■ **WHAT YOU WILL DO**
Draw out every line with the word "growth" from the listing below.

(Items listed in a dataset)
-*-

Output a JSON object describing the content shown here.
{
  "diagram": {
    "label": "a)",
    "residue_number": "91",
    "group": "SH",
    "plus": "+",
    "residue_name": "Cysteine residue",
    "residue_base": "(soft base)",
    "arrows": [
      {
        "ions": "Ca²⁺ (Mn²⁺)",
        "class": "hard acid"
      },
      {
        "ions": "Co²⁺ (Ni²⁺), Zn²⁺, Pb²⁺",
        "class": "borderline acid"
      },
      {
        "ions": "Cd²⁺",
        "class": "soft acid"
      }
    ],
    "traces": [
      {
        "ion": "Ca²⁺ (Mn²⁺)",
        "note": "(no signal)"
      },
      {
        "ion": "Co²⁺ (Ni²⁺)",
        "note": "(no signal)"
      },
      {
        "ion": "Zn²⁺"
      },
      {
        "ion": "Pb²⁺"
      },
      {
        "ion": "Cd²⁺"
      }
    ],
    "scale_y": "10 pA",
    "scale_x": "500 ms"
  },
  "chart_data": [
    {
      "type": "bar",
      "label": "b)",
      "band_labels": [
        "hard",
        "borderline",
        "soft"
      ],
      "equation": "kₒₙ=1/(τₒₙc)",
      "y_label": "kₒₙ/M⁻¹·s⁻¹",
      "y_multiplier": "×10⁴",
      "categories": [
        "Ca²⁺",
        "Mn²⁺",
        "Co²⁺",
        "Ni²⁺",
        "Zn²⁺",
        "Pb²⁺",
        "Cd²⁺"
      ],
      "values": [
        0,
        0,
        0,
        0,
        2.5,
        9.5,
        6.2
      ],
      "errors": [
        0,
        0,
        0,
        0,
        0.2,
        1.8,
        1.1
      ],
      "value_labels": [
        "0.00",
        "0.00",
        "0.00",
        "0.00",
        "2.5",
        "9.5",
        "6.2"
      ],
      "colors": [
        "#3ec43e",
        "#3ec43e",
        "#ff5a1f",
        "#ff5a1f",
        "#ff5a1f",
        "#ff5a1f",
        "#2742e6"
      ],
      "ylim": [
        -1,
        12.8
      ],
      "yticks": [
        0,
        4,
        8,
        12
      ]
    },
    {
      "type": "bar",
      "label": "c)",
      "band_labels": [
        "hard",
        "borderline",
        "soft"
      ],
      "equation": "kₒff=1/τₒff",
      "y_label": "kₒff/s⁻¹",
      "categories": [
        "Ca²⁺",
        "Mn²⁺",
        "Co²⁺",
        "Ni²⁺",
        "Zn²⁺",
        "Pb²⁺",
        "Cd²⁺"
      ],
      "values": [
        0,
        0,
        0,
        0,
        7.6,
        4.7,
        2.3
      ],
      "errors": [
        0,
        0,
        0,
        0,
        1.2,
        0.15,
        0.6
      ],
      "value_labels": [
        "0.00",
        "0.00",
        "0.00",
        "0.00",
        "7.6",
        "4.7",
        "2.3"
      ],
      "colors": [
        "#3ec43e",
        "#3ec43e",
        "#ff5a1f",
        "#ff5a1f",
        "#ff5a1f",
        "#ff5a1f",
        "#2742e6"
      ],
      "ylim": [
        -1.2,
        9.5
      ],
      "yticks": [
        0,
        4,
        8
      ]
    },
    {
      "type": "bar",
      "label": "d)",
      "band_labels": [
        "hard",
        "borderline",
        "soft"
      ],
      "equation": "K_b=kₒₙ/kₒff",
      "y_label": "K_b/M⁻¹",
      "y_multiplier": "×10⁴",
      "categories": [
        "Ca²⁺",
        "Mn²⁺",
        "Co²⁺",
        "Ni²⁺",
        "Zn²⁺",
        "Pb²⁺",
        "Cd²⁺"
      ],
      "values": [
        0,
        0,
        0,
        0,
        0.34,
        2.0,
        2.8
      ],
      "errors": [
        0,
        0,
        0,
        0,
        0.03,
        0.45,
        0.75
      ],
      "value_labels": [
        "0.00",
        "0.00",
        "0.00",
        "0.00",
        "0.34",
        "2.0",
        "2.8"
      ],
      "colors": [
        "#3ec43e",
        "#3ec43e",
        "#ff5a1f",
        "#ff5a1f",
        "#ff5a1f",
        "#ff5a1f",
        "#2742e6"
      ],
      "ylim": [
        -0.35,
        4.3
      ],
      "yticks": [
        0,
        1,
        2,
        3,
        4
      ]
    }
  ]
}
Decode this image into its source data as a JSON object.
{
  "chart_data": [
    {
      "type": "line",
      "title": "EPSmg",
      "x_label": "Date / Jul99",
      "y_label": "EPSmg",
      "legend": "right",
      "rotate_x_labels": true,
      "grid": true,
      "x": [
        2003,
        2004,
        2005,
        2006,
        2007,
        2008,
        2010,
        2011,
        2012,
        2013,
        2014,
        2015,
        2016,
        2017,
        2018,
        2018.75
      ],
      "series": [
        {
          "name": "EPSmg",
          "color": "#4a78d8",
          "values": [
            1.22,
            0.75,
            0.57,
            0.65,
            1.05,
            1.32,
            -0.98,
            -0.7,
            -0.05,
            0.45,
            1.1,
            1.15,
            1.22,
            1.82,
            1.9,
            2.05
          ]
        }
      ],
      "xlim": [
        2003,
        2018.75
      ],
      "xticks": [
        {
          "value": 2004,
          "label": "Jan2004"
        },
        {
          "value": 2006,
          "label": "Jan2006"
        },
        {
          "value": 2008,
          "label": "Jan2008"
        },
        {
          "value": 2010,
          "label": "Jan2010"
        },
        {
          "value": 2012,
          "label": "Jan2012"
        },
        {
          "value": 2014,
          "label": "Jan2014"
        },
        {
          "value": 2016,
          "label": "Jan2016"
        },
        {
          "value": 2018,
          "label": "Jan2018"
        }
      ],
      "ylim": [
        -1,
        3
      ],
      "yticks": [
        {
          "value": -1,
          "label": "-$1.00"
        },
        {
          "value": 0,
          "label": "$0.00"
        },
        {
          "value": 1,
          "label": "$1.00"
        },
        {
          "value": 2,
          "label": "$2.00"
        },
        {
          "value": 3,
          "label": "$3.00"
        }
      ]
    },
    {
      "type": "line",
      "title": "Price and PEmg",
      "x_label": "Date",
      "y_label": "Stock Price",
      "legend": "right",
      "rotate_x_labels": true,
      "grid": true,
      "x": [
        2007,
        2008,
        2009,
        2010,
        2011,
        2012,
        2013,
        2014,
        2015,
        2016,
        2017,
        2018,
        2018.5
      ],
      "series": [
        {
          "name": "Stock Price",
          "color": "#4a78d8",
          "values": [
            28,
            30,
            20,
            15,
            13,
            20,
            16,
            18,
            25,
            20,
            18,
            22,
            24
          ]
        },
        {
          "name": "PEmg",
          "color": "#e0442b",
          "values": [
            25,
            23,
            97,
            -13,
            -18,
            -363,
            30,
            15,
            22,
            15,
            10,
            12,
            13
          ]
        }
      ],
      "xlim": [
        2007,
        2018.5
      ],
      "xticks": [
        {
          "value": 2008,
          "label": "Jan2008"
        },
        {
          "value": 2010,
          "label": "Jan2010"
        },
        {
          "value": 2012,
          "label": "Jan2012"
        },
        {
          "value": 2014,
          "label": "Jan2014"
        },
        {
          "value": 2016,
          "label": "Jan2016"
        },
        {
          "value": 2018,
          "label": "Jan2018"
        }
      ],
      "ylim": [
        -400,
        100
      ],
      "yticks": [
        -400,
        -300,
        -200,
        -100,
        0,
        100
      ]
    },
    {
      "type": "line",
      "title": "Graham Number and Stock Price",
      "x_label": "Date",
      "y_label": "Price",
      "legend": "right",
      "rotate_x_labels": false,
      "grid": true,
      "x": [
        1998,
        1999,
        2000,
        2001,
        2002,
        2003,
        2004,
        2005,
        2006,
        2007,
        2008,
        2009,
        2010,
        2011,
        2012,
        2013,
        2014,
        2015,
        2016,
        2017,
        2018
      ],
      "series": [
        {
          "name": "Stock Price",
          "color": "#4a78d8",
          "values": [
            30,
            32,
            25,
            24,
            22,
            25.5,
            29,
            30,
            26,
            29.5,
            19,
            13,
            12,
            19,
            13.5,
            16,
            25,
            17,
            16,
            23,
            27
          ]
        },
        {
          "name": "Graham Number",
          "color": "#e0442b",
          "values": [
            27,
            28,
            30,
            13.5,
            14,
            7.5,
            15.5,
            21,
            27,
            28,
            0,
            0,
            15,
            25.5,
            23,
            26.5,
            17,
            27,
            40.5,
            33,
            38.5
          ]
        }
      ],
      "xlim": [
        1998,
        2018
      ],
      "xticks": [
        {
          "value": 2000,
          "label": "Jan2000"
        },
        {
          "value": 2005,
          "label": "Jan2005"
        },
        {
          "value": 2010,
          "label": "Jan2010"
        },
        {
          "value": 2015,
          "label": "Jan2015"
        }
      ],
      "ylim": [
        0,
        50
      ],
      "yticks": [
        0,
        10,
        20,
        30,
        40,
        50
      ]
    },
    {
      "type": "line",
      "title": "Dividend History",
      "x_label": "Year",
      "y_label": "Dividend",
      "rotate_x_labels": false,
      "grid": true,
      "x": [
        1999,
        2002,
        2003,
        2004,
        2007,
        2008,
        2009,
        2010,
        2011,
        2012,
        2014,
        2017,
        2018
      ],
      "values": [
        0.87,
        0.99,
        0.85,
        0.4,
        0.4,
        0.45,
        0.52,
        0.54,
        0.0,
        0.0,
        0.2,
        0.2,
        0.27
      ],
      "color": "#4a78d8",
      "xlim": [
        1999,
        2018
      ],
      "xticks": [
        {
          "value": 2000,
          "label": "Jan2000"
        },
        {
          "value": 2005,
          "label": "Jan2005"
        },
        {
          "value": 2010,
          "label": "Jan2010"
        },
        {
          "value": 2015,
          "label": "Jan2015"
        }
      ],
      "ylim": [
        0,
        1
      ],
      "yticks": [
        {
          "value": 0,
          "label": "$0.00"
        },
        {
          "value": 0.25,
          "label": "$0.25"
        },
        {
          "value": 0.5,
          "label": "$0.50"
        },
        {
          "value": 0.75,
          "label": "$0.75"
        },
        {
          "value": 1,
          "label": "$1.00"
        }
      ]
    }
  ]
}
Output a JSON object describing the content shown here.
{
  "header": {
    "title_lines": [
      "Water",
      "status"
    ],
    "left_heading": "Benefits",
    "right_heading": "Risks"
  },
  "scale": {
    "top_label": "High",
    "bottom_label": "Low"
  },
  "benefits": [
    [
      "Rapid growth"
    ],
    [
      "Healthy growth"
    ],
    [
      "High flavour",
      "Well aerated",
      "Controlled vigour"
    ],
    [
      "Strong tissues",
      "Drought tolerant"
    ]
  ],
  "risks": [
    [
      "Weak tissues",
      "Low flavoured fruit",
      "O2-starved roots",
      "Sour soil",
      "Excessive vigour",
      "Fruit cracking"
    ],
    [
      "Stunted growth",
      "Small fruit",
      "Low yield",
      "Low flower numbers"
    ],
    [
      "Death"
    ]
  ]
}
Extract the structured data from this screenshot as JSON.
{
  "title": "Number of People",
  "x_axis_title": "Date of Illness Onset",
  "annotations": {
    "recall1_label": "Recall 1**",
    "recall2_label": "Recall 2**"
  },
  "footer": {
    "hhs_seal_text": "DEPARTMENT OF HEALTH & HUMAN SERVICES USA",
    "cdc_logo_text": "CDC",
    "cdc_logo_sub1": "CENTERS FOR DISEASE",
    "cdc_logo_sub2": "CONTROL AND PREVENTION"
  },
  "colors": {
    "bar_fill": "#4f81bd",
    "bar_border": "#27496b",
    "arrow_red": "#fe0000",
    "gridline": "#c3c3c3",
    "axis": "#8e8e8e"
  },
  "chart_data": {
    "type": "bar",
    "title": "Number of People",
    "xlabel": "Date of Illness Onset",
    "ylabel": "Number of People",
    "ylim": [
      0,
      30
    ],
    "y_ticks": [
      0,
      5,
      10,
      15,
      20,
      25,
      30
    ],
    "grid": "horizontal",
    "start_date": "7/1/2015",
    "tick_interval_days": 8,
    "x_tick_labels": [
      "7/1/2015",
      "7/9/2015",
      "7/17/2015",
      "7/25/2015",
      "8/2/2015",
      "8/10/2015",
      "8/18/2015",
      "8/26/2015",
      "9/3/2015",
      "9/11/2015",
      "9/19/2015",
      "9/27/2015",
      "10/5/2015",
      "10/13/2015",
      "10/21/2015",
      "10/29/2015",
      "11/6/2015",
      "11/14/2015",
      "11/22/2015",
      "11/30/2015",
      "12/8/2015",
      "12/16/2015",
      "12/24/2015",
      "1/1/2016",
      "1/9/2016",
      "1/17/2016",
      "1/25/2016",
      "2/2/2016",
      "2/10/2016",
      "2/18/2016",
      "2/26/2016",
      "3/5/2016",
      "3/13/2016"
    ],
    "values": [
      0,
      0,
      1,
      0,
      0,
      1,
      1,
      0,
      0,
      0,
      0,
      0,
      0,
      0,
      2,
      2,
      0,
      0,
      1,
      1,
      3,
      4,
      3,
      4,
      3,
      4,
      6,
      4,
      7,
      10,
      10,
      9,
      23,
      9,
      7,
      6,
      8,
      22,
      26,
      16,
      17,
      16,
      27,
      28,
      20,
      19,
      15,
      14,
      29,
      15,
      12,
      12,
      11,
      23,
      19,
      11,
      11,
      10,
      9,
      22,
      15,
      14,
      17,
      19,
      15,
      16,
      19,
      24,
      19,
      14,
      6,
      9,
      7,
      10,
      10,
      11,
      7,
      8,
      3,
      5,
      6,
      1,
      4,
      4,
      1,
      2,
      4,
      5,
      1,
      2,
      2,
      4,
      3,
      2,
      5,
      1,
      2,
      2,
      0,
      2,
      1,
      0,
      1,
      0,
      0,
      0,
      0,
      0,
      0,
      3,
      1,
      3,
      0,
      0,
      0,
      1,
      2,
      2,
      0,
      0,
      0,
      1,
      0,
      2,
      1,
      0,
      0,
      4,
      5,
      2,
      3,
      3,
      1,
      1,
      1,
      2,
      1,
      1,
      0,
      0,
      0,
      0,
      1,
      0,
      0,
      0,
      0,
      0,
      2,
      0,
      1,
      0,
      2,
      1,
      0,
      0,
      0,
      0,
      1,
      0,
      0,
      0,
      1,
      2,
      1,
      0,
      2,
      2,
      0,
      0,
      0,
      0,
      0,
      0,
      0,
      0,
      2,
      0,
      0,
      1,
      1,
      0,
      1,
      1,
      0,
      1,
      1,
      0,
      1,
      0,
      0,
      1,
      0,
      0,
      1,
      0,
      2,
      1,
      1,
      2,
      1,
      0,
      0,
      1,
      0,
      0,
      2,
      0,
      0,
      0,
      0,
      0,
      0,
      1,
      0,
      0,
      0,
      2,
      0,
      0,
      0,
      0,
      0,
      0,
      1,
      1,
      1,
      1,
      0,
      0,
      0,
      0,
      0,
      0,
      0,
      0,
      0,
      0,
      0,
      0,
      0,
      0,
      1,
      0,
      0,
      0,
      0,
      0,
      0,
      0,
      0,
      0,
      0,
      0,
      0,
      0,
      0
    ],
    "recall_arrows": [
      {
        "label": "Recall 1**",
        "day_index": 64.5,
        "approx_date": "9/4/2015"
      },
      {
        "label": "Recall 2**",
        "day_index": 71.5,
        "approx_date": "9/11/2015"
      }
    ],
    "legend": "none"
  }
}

-*-

■ **REPLY TO THE TASK**
      "Rapid growth"
      "Healthy growth"
      "Stunted growth",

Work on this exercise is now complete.